» **SUPPLIED DATA**

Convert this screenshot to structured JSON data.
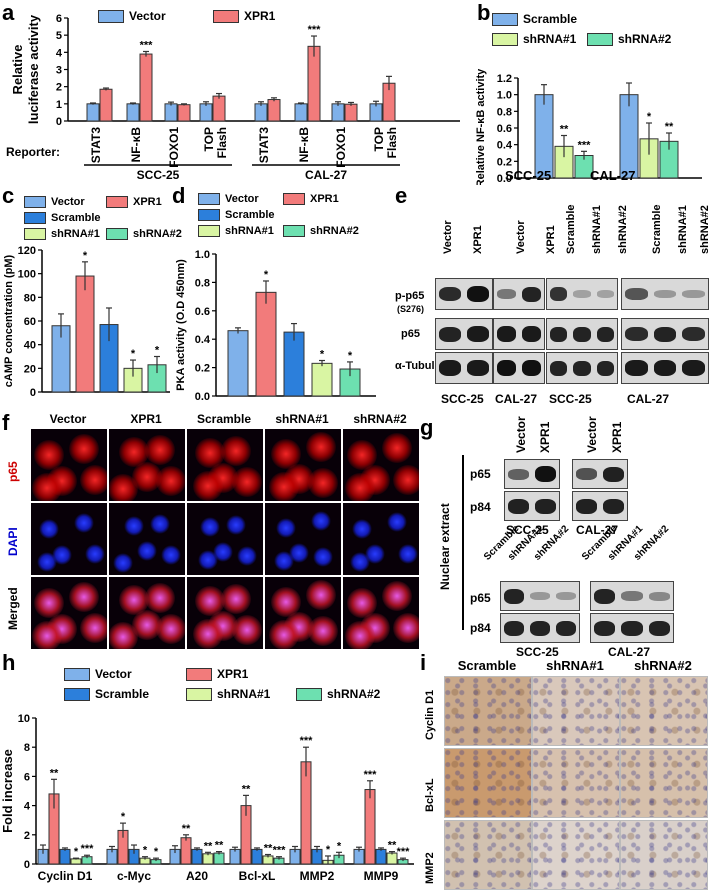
{
  "panels": {
    "a": {
      "label": "a",
      "legend": [
        "Vector",
        "XPR1"
      ],
      "reporter_label": "Reporter:",
      "groups": [
        "SCC-25",
        "CAL-27"
      ],
      "chart_data": {
        "type": "bar",
        "ylabel": "Relative luciferase activity",
        "ylim": [
          0,
          6
        ],
        "yticks": [
          "0",
          "1",
          "2",
          "3",
          "4",
          "5",
          "6"
        ],
        "categories": [
          "STAT3",
          "NF-κB",
          "FOXO1",
          "TOP Flash",
          "STAT3",
          "NF-κB",
          "FOXO1",
          "TOP Flash"
        ],
        "series": [
          {
            "name": "Vector",
            "color": "#7fb1ea",
            "values": [
              1.0,
              1.0,
              1.0,
              1.0,
              1.0,
              1.0,
              1.0,
              1.0
            ],
            "err": [
              0.05,
              0.05,
              0.1,
              0.12,
              0.12,
              0.05,
              0.12,
              0.15
            ]
          },
          {
            "name": "XPR1",
            "color": "#f27b7b",
            "values": [
              1.85,
              3.9,
              0.95,
              1.45,
              1.25,
              4.35,
              0.98,
              2.2
            ],
            "err": [
              0.07,
              0.15,
              0.05,
              0.15,
              0.1,
              0.6,
              0.1,
              0.4
            ]
          }
        ],
        "annotations": [
          "",
          "***",
          "",
          "",
          "",
          "***",
          "",
          ""
        ]
      }
    },
    "b": {
      "label": "b",
      "legend": [
        "Scramble",
        "shRNA#1",
        "shRNA#2"
      ],
      "chart_data": {
        "type": "bar",
        "ylabel": "Relative NF-κB activity",
        "ylim": [
          0,
          1.2
        ],
        "yticks": [
          "0.0",
          "0.2",
          "0.4",
          "0.6",
          "0.8",
          "1.0",
          "1.2"
        ],
        "categories": [
          "SCC-25",
          "CAL-27"
        ],
        "series": [
          {
            "name": "Scramble",
            "color": "#7fb1ea",
            "values": [
              1.0,
              1.0
            ],
            "err": [
              0.12,
              0.14
            ]
          },
          {
            "name": "shRNA#1",
            "color": "#d9f5a3",
            "values": [
              0.38,
              0.47
            ],
            "err": [
              0.13,
              0.19
            ]
          },
          {
            "name": "shRNA#2",
            "color": "#6de0b0",
            "values": [
              0.27,
              0.44
            ],
            "err": [
              0.05,
              0.1
            ]
          }
        ],
        "annotations": [
          [
            "",
            "**",
            "***"
          ],
          [
            "",
            "*",
            "**"
          ]
        ]
      }
    },
    "c": {
      "label": "c",
      "legend": [
        "Vector",
        "XPR1",
        "Scramble",
        "shRNA#1",
        "shRNA#2"
      ],
      "chart_data": {
        "type": "bar",
        "ylabel": "cAMP concentration (pM)",
        "ylim": [
          0,
          120
        ],
        "yticks": [
          "0",
          "20",
          "40",
          "60",
          "80",
          "100",
          "120"
        ],
        "categories": [
          "Vector",
          "XPR1",
          "Scramble",
          "shRNA#1",
          "shRNA#2"
        ],
        "colors": [
          "#7fb1ea",
          "#f27b7b",
          "#2c7fdb",
          "#d9f5a3",
          "#6de0b0"
        ],
        "values": [
          56,
          98,
          57,
          20,
          23
        ],
        "err": [
          10,
          12,
          14,
          7,
          7
        ],
        "annotations": [
          "",
          "*",
          "",
          "*",
          "*"
        ]
      }
    },
    "d": {
      "label": "d",
      "legend": [
        "Vector",
        "XPR1",
        "Scramble",
        "shRNA#1",
        "shRNA#2"
      ],
      "chart_data": {
        "type": "bar",
        "ylabel": "PKA activity (O.D 450nm)",
        "ylim": [
          0,
          1.0
        ],
        "yticks": [
          "0.0",
          "0.2",
          "0.4",
          "0.6",
          "0.8",
          "1.0"
        ],
        "categories": [
          "Vector",
          "XPR1",
          "Scramble",
          "shRNA#1",
          "shRNA#2"
        ],
        "colors": [
          "#7fb1ea",
          "#f27b7b",
          "#2c7fdb",
          "#d9f5a3",
          "#6de0b0"
        ],
        "values": [
          0.46,
          0.73,
          0.45,
          0.23,
          0.19
        ],
        "err": [
          0.02,
          0.08,
          0.06,
          0.02,
          0.05
        ],
        "annotations": [
          "",
          "*",
          "",
          "*",
          "*"
        ]
      }
    },
    "e": {
      "label": "e",
      "lanes": [
        "Vector",
        "XPR1",
        "Vector",
        "XPR1",
        "Scramble",
        "shRNA#1",
        "shRNA#2",
        "Scramble",
        "shRNA#1",
        "shRNA#2"
      ],
      "rows": [
        "p-p65",
        "p65",
        "α-Tubulin"
      ],
      "row_sub": "(S276)",
      "groups": [
        "SCC-25",
        "CAL-27",
        "SCC-25",
        "CAL-27"
      ]
    },
    "f": {
      "label": "f",
      "columns": [
        "Vector",
        "XPR1",
        "Scramble",
        "shRNA#1",
        "shRNA#2"
      ],
      "rows": [
        "p65",
        "DAPI",
        "Merged"
      ]
    },
    "g": {
      "label": "g",
      "side_label": "Nuclear extract",
      "top_lanes": [
        "Vector",
        "XPR1",
        "Vector",
        "XPR1"
      ],
      "top_groups": [
        "SCC-25",
        "CAL-27"
      ],
      "bottom_lanes": [
        "Scramble",
        "shRNA#1",
        "shRNA#2",
        "Scramble",
        "shRNA#1",
        "shRNA#2"
      ],
      "bottom_groups": [
        "SCC-25",
        "CAL-27"
      ],
      "rows": [
        "p65",
        "p84"
      ]
    },
    "h": {
      "label": "h",
      "legend": [
        "Vector",
        "XPR1",
        "Scramble",
        "shRNA#1",
        "shRNA#2"
      ],
      "chart_data": {
        "type": "bar",
        "ylabel": "Fold increase",
        "ylim": [
          0,
          10
        ],
        "yticks": [
          "0",
          "2",
          "4",
          "6",
          "8",
          "10"
        ],
        "categories": [
          "Cyclin D1",
          "c-Myc",
          "A20",
          "Bcl-xL",
          "MMP2",
          "MMP9"
        ],
        "series": [
          {
            "name": "Vector",
            "color": "#7fb1ea",
            "values": [
              1.0,
              1.0,
              1.0,
              1.0,
              1.0,
              1.0
            ],
            "err": [
              0.3,
              0.2,
              0.25,
              0.15,
              0.2,
              0.15
            ]
          },
          {
            "name": "XPR1",
            "color": "#f27b7b",
            "values": [
              4.8,
              2.3,
              1.8,
              4.0,
              7.0,
              5.1
            ],
            "err": [
              1.0,
              0.5,
              0.2,
              0.7,
              1.0,
              0.6
            ]
          },
          {
            "name": "Scramble",
            "color": "#2c7fdb",
            "values": [
              1.0,
              1.0,
              1.0,
              1.0,
              1.0,
              1.0
            ],
            "err": [
              0.1,
              0.3,
              0.1,
              0.1,
              0.2,
              0.1
            ]
          },
          {
            "name": "shRNA#1",
            "color": "#d9f5a3",
            "values": [
              0.35,
              0.4,
              0.7,
              0.55,
              0.25,
              0.75
            ],
            "err": [
              0.05,
              0.1,
              0.1,
              0.1,
              0.3,
              0.1
            ]
          },
          {
            "name": "shRNA#2",
            "color": "#6de0b0",
            "values": [
              0.5,
              0.3,
              0.75,
              0.4,
              0.6,
              0.3
            ],
            "err": [
              0.1,
              0.1,
              0.1,
              0.1,
              0.2,
              0.1
            ]
          }
        ],
        "annotations": [
          [
            "",
            "**",
            "",
            "*",
            "***"
          ],
          [
            "",
            "*",
            "",
            "*",
            "*"
          ],
          [
            "",
            "**",
            "",
            "**",
            "**"
          ],
          [
            "",
            "**",
            "",
            "**",
            "***"
          ],
          [
            "",
            "***",
            "",
            "*",
            "*"
          ],
          [
            "",
            "***",
            "",
            "**",
            "***"
          ]
        ]
      }
    },
    "i": {
      "label": "i",
      "columns": [
        "Scramble",
        "shRNA#1",
        "shRNA#2"
      ],
      "rows": [
        "Cyclin D1",
        "Bcl-xL",
        "MMP2"
      ]
    }
  },
  "colors": {
    "vector": "#7fb1ea",
    "xpr1": "#f27b7b",
    "scramble": "#2c7fdb",
    "shrna1": "#d9f5a3",
    "shrna2": "#6de0b0",
    "p65_text": "#cc0000",
    "dapi_text": "#0000cc"
  }
}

» **AIM**
Show every line in the records above that contains the word "Relative".

» **WRITTEN RESPONSE**
        "ylabel": "Relative luciferase activity",
        "ylabel": "Relative NF-κB activity",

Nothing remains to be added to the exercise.